What you are asked to do>
Each entry that follows is to be retyped exactly. Pictures do not belong in the copy.

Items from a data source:
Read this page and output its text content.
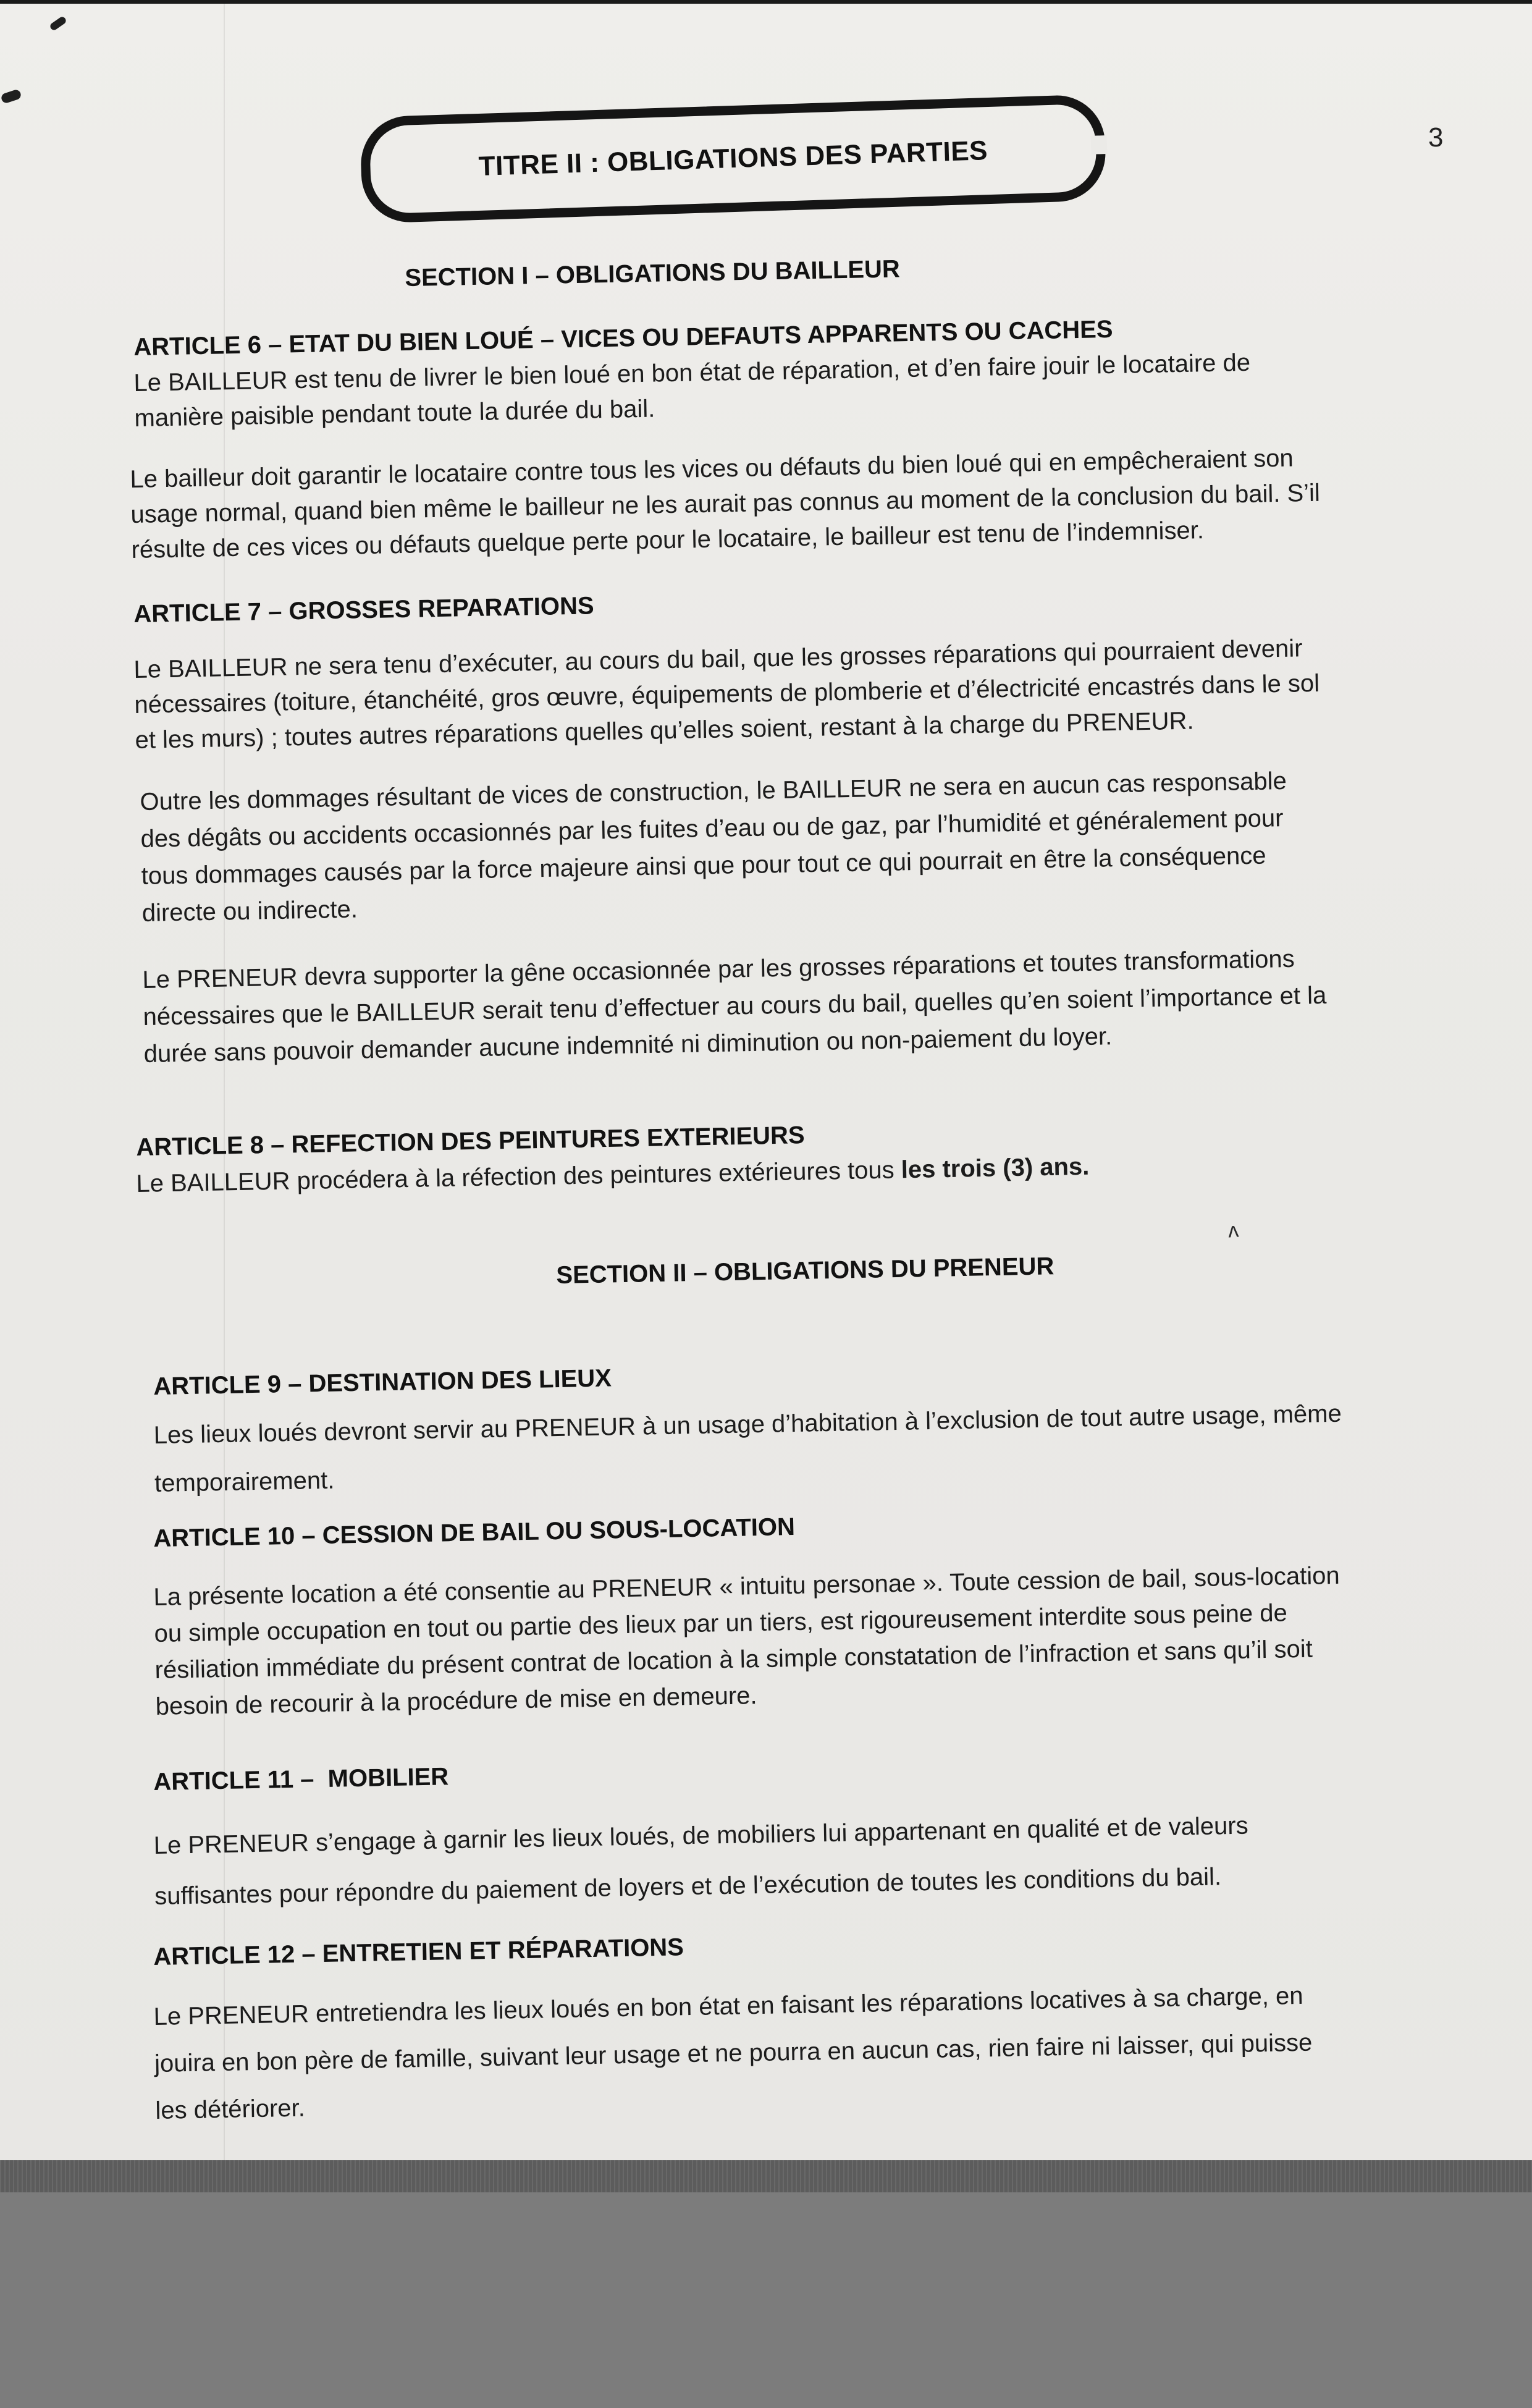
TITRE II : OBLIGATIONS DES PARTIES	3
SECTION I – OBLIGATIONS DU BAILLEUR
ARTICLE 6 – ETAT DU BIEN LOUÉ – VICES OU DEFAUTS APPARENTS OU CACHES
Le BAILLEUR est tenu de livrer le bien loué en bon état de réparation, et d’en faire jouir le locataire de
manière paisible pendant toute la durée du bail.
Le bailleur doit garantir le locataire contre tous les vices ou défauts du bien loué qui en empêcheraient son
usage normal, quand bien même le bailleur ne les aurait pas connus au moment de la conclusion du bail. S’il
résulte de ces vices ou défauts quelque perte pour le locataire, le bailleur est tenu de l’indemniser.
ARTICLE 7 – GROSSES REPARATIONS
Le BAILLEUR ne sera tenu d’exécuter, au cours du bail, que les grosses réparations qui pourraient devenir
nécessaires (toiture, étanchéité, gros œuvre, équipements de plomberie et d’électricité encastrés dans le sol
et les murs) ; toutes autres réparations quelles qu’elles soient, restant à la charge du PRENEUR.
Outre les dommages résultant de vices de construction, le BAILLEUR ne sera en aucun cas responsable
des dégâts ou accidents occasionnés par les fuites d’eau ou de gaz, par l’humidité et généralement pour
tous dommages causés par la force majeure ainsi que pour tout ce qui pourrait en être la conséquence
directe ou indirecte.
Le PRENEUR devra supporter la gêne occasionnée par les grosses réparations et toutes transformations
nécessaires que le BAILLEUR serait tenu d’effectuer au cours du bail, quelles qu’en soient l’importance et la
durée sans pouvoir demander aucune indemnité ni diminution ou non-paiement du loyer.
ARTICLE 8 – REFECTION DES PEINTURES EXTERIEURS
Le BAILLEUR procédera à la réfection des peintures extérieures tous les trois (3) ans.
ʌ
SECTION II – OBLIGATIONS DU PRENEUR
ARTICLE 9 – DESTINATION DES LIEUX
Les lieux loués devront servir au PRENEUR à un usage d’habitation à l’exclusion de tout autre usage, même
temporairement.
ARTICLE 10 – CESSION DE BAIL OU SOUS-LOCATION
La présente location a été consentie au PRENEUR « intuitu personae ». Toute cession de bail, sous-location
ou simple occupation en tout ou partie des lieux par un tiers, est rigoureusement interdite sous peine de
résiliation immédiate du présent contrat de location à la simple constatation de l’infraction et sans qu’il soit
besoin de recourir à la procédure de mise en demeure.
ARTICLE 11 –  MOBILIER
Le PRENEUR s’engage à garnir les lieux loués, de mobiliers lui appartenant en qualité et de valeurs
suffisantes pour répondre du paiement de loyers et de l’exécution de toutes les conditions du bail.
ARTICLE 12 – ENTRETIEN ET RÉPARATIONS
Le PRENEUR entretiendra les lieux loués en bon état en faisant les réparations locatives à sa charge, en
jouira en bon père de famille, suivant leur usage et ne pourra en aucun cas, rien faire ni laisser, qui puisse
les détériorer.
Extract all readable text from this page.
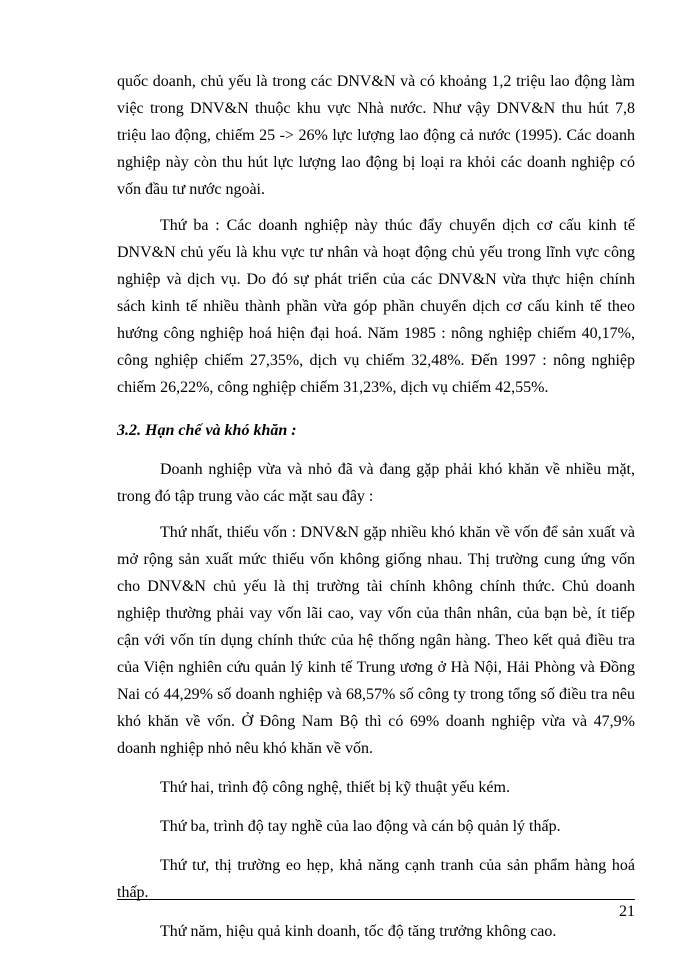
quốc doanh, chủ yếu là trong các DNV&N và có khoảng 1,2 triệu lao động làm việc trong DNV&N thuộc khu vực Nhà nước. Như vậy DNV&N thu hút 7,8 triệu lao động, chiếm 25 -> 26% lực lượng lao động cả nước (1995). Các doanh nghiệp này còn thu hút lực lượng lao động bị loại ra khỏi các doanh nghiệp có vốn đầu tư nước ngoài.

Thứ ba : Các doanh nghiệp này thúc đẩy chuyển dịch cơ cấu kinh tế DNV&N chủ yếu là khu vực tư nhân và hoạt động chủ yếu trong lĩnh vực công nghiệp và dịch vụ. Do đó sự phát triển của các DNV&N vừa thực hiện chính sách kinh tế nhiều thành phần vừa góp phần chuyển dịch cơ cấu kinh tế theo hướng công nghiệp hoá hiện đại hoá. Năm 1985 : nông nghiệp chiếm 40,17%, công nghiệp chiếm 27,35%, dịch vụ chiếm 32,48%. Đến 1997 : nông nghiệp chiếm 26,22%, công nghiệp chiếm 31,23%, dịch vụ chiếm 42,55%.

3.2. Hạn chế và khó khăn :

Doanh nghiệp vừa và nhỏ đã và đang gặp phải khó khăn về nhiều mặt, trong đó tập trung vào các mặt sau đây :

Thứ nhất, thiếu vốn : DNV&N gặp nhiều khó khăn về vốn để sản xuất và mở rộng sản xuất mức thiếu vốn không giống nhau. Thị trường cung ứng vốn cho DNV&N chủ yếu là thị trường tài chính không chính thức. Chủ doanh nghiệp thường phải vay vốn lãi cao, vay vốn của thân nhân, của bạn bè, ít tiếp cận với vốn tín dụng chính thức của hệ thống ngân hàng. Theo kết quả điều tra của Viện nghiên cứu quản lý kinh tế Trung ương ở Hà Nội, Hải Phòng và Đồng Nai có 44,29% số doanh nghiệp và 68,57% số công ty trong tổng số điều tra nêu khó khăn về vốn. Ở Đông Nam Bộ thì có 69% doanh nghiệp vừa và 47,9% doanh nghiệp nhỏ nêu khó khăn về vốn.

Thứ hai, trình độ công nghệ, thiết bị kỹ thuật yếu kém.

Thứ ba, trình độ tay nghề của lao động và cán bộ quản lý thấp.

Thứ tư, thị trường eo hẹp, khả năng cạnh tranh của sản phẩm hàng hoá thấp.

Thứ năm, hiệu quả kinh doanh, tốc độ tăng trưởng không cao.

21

Right answer>
Read this page and output its text content.
TITRE II : OBLIGATIONS DES PARTIES	3
SECTION I – OBLIGATIONS DU BAILLEUR
ARTICLE 6 – ETAT DU BIEN LOUÉ – VICES OU DEFAUTS APPARENTS OU CACHES
Le BAILLEUR est tenu de livrer le bien loué en bon état de réparation, et d’en faire jouir le locataire de
manière paisible pendant toute la durée du bail.
Le bailleur doit garantir le locataire contre tous les vices ou défauts du bien loué qui en empêcheraient son
usage normal, quand bien même le bailleur ne les aurait pas connus au moment de la conclusion du bail. S’il
résulte de ces vices ou défauts quelque perte pour le locataire, le bailleur est tenu de l’indemniser.
ARTICLE 7 – GROSSES REPARATIONS
Le BAILLEUR ne sera tenu d’exécuter, au cours du bail, que les grosses réparations qui pourraient devenir
nécessaires (toiture, étanchéité, gros œuvre, équipements de plomberie et d’électricité encastrés dans le sol
et les murs) ; toutes autres réparations quelles qu’elles soient, restant à la charge du PRENEUR.
Outre les dommages résultant de vices de construction, le BAILLEUR ne sera en aucun cas responsable
des dégâts ou accidents occasionnés par les fuites d’eau ou de gaz, par l’humidité et généralement pour
tous dommages causés par la force majeure ainsi que pour tout ce qui pourrait en être la conséquence
directe ou indirecte.
Le PRENEUR devra supporter la gêne occasionnée par les grosses réparations et toutes transformations
nécessaires que le BAILLEUR serait tenu d’effectuer au cours du bail, quelles qu’en soient l’importance et la
durée sans pouvoir demander aucune indemnité ni diminution ou non-paiement du loyer.
ARTICLE 8 – REFECTION DES PEINTURES EXTERIEURS
Le BAILLEUR procédera à la réfection des peintures extérieures tous les trois (3) ans.
ʌ
SECTION II – OBLIGATIONS DU PRENEUR
ARTICLE 9 – DESTINATION DES LIEUX
Les lieux loués devront servir au PRENEUR à un usage d’habitation à l’exclusion de tout autre usage, même
temporairement.
ARTICLE 10 – CESSION DE BAIL OU SOUS-LOCATION
La présente location a été consentie au PRENEUR « intuitu personae ». Toute cession de bail, sous-location
ou simple occupation en tout ou partie des lieux par un tiers, est rigoureusement interdite sous peine de
résiliation immédiate du présent contrat de location à la simple constatation de l’infraction et sans qu’il soit
besoin de recourir à la procédure de mise en demeure.
ARTICLE 11 –  MOBILIER
Le PRENEUR s’engage à garnir les lieux loués, de mobiliers lui appartenant en qualité et de valeurs
suffisantes pour répondre du paiement de loyers et de l’exécution de toutes les conditions du bail.
ARTICLE 12 – ENTRETIEN ET RÉPARATIONS
Le PRENEUR entretiendra les lieux loués en bon état en faisant les réparations locatives à sa charge, en
jouira en bon père de famille, suivant leur usage et ne pourra en aucun cas, rien faire ni laisser, qui puisse
les détériorer.
Extract all readable text from this page.
quốc doanh, chủ yếu là trong các DNV&N và có khoảng 1,2 triệu lao động làm việc trong DNV&N thuộc khu vực Nhà nước. Như vậy DNV&N thu hút 7,8 triệu lao động, chiếm 25 -> 26% lực lượng lao động cả nước (1995). Các doanh nghiệp này còn thu hút lực lượng lao động bị loại ra khỏi các doanh nghiệp có vốn đầu tư nước ngoài.

Thứ ba : Các doanh nghiệp này thúc đẩy chuyển dịch cơ cấu kinh tế DNV&N chủ yếu là khu vực tư nhân và hoạt động chủ yếu trong lĩnh vực công nghiệp và dịch vụ. Do đó sự phát triển của các DNV&N vừa thực hiện chính sách kinh tế nhiều thành phần vừa góp phần chuyển dịch cơ cấu kinh tế theo hướng công nghiệp hoá hiện đại hoá. Năm 1985 : nông nghiệp chiếm 40,17%, công nghiệp chiếm 27,35%, dịch vụ chiếm 32,48%. Đến 1997 : nông nghiệp chiếm 26,22%, công nghiệp chiếm 31,23%, dịch vụ chiếm 42,55%.

3.2. Hạn chế và khó khăn :

Doanh nghiệp vừa và nhỏ đã và đang gặp phải khó khăn về nhiều mặt, trong đó tập trung vào các mặt sau đây :

Thứ nhất, thiếu vốn : DNV&N gặp nhiều khó khăn về vốn để sản xuất và mở rộng sản xuất mức thiếu vốn không giống nhau. Thị trường cung ứng vốn cho DNV&N chủ yếu là thị trường tài chính không chính thức. Chủ doanh nghiệp thường phải vay vốn lãi cao, vay vốn của thân nhân, của bạn bè, ít tiếp cận với vốn tín dụng chính thức của hệ thống ngân hàng. Theo kết quả điều tra của Viện nghiên cứu quản lý kinh tế Trung ương ở Hà Nội, Hải Phòng và Đồng Nai có 44,29% số doanh nghiệp và 68,57% số công ty trong tổng số điều tra nêu khó khăn về vốn. Ở Đông Nam Bộ thì có 69% doanh nghiệp vừa và 47,9% doanh nghiệp nhỏ nêu khó khăn về vốn.

Thứ hai, trình độ công nghệ, thiết bị kỹ thuật yếu kém.

Thứ ba, trình độ tay nghề của lao động và cán bộ quản lý thấp.

Thứ tư, thị trường eo hẹp, khả năng cạnh tranh của sản phẩm hàng hoá thấp.

Thứ năm, hiệu quả kinh doanh, tốc độ tăng trưởng không cao.

21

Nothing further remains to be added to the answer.